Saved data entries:
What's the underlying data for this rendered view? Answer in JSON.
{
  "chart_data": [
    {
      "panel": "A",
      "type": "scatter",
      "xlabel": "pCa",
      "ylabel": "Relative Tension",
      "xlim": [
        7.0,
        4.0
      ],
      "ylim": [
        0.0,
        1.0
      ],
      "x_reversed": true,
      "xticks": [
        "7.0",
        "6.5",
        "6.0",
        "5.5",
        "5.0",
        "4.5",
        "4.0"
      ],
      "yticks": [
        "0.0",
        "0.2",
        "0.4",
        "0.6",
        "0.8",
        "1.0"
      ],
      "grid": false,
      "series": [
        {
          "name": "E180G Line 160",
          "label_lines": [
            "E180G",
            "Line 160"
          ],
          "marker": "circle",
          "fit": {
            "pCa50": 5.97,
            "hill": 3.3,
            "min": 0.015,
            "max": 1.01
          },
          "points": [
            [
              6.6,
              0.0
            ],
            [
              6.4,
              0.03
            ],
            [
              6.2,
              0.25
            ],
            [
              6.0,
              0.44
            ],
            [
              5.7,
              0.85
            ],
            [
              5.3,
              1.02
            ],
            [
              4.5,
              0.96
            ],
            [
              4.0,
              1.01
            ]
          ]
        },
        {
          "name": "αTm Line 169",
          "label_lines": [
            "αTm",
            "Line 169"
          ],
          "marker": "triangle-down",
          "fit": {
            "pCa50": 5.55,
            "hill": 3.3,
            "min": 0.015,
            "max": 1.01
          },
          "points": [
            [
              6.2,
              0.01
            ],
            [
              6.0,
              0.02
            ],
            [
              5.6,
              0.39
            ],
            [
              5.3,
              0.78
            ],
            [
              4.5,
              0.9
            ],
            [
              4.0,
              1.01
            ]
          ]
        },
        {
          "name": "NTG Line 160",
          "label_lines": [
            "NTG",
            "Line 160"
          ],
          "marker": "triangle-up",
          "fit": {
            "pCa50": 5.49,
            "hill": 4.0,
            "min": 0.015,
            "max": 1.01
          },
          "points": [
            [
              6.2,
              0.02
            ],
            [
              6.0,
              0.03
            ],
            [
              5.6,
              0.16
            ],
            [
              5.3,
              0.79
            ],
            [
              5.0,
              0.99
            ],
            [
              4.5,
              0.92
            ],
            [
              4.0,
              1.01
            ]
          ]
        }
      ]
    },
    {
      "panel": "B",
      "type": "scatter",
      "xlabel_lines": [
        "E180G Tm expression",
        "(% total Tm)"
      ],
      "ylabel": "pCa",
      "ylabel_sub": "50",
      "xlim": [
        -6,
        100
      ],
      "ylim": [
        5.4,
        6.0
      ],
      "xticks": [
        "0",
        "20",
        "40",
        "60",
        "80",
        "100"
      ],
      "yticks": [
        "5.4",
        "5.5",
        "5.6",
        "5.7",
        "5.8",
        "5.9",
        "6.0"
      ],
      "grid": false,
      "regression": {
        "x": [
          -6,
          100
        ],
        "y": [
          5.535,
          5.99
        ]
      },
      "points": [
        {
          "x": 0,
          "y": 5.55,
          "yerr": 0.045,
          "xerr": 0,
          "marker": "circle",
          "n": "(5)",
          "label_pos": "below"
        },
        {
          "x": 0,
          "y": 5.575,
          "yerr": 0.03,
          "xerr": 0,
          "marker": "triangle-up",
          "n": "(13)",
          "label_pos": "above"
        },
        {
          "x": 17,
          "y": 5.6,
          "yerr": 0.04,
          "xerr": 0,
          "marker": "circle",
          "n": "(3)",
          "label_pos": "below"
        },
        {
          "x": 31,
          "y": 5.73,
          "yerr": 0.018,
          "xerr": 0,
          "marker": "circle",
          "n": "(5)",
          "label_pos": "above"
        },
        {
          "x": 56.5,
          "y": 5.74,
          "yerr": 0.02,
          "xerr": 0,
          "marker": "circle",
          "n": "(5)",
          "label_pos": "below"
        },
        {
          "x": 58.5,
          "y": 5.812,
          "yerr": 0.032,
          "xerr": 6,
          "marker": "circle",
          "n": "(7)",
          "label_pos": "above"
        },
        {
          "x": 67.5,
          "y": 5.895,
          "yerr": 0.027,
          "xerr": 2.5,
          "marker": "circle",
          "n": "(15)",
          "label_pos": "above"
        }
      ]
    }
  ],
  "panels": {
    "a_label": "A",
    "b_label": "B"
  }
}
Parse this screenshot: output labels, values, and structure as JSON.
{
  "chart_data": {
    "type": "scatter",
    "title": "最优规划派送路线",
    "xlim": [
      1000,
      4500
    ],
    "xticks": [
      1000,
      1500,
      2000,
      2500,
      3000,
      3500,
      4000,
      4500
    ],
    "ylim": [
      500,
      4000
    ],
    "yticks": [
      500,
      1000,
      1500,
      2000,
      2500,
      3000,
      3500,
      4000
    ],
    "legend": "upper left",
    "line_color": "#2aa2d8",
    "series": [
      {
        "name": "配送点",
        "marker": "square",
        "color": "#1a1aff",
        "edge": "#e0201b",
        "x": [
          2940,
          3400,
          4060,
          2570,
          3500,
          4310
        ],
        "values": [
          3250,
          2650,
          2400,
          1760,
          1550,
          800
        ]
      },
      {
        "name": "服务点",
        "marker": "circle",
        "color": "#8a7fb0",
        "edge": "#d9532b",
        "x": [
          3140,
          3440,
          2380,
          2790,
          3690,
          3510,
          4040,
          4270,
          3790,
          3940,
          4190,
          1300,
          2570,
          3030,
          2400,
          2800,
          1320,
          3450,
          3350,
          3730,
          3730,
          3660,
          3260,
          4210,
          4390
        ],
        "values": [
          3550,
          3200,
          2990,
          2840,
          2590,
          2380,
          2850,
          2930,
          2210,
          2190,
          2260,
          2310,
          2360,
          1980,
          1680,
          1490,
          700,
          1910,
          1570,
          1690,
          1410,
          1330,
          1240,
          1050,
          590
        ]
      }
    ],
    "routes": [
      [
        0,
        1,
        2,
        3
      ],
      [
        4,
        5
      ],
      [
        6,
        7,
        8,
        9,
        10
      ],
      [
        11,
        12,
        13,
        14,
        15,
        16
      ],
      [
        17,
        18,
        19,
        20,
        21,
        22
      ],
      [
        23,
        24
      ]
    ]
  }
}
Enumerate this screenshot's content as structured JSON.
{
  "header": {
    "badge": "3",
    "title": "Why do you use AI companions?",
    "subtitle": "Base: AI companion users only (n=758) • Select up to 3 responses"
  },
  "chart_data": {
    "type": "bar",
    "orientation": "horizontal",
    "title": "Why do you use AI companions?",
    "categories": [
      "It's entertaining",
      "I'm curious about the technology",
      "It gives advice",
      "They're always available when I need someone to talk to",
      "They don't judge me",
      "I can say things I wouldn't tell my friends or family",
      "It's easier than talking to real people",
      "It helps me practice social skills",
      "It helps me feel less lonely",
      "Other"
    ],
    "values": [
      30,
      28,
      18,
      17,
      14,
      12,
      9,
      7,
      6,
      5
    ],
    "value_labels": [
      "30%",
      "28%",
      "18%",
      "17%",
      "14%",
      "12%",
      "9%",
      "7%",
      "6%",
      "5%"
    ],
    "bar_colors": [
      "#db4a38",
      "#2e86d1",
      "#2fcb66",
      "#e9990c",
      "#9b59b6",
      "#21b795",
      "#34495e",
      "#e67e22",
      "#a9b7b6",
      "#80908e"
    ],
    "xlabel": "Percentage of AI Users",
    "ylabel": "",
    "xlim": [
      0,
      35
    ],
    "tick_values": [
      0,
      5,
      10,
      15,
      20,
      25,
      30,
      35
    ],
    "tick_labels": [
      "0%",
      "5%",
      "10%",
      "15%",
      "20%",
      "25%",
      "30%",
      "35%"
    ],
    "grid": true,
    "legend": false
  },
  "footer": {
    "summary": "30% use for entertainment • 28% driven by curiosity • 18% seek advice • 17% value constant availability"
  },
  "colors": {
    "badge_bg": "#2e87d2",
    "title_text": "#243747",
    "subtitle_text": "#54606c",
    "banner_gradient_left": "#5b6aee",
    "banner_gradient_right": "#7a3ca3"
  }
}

What you are asked to do: From the records above, copy every line that holds the word "screenshot".

Solved problem:
Parse this screenshot: output labels, values, and structure as JSON.
Enumerate this screenshot's content as structured JSON.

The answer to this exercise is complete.